What is being asked: From the records below, give the number of lines that contain the string "观音社区", without any other text.

Dataset content:
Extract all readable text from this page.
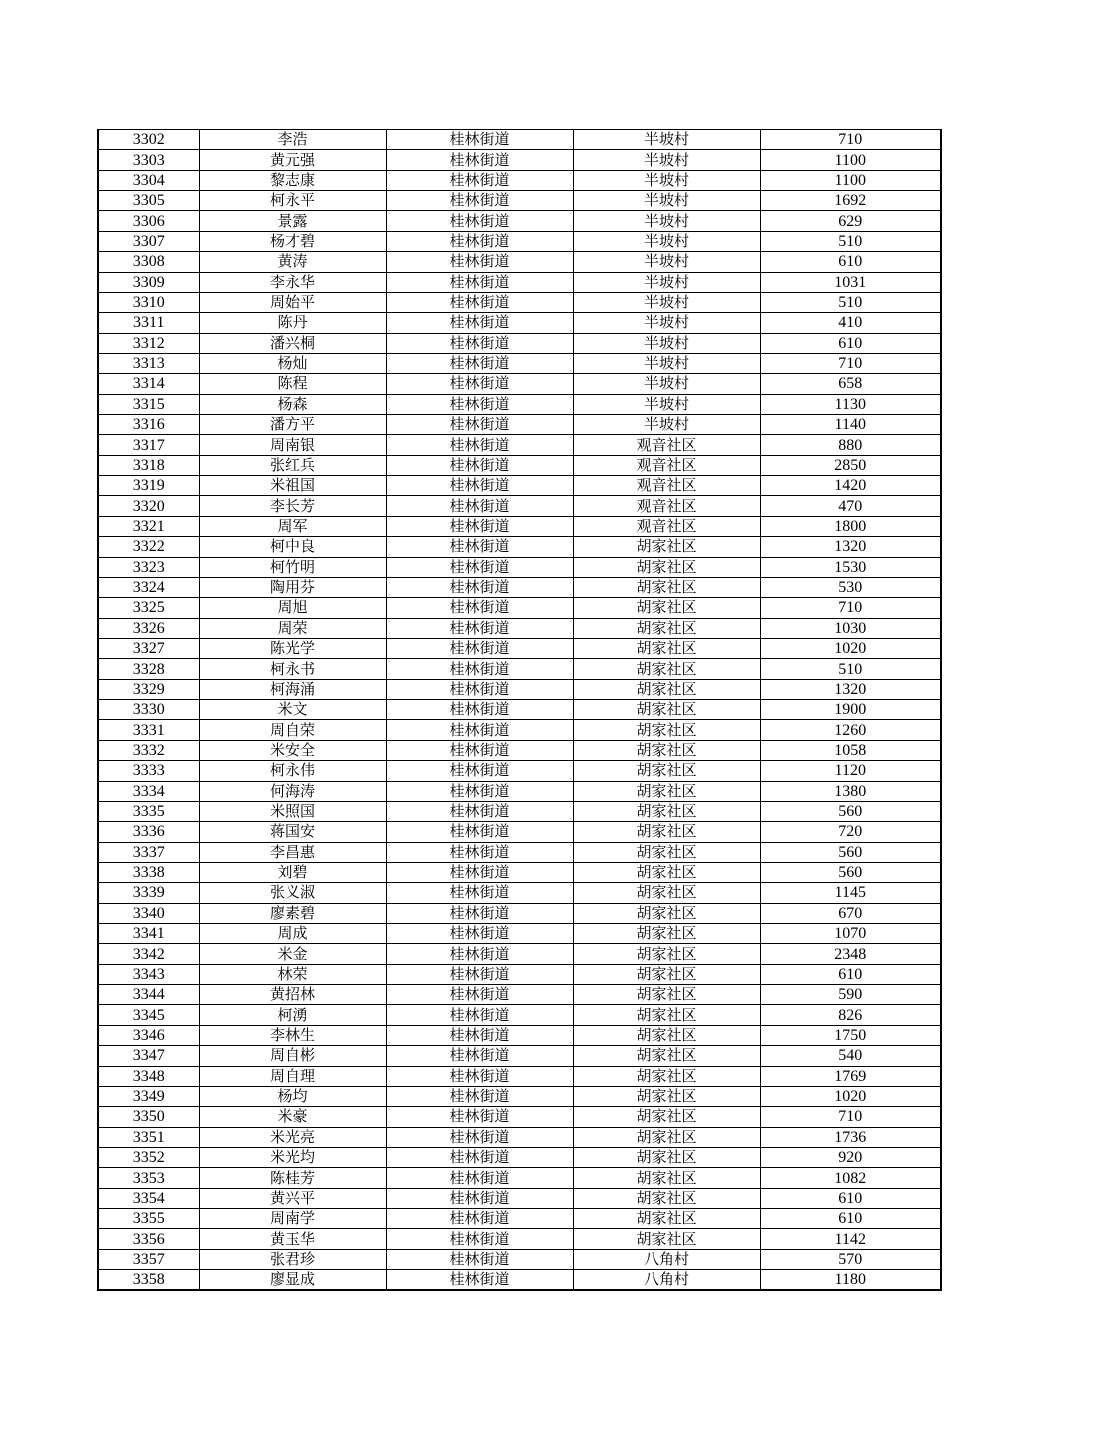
3302	李浩	桂林街道	半坡村	710
3303	黄元强	桂林街道	半坡村	1100
3304	黎志康	桂林街道	半坡村	1100
3305	柯永平	桂林街道	半坡村	1692
3306	景露	桂林街道	半坡村	629
3307	杨才碧	桂林街道	半坡村	510
3308	黄涛	桂林街道	半坡村	610
3309	李永华	桂林街道	半坡村	1031
3310	周始平	桂林街道	半坡村	510
3311	陈丹	桂林街道	半坡村	410
3312	潘兴桐	桂林街道	半坡村	610
3313	杨灿	桂林街道	半坡村	710
3314	陈程	桂林街道	半坡村	658
3315	杨森	桂林街道	半坡村	1130
3316	潘方平	桂林街道	半坡村	1140
3317	周南银	桂林街道	观音社区	880
3318	张红兵	桂林街道	观音社区	2850
3319	米祖国	桂林街道	观音社区	1420
3320	李长芳	桂林街道	观音社区	470
3321	周军	桂林街道	观音社区	1800
3322	柯中良	桂林街道	胡家社区	1320
3323	柯竹明	桂林街道	胡家社区	1530
3324	陶用芬	桂林街道	胡家社区	530
3325	周旭	桂林街道	胡家社区	710
3326	周荣	桂林街道	胡家社区	1030
3327	陈光学	桂林街道	胡家社区	1020
3328	柯永书	桂林街道	胡家社区	510
3329	柯海涌	桂林街道	胡家社区	1320
3330	米文	桂林街道	胡家社区	1900
3331	周自荣	桂林街道	胡家社区	1260
3332	米安全	桂林街道	胡家社区	1058
3333	柯永伟	桂林街道	胡家社区	1120
3334	何海涛	桂林街道	胡家社区	1380
3335	米照国	桂林街道	胡家社区	560
3336	蒋国安	桂林街道	胡家社区	720
3337	李昌惠	桂林街道	胡家社区	560
3338	刘碧	桂林街道	胡家社区	560
3339	张义淑	桂林街道	胡家社区	1145
3340	廖素碧	桂林街道	胡家社区	670
3341	周成	桂林街道	胡家社区	1070
3342	米金	桂林街道	胡家社区	2348
3343	林荣	桂林街道	胡家社区	610
3344	黄招林	桂林街道	胡家社区	590
3345	柯湧	桂林街道	胡家社区	826
3346	李林生	桂林街道	胡家社区	1750
3347	周自彬	桂林街道	胡家社区	540
3348	周自理	桂林街道	胡家社区	1769
3349	杨均	桂林街道	胡家社区	1020
3350	米豪	桂林街道	胡家社区	710
3351	米光亮	桂林街道	胡家社区	1736
3352	米光均	桂林街道	胡家社区	920
3353	陈桂芳	桂林街道	胡家社区	1082
3354	黄兴平	桂林街道	胡家社区	610
3355	周南学	桂林街道	胡家社区	610
3356	黄玉华	桂林街道	胡家社区	1142
3357	张君珍	桂林街道	八角村	570
3358	廖显成	桂林街道	八角村	1180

Written answer: 5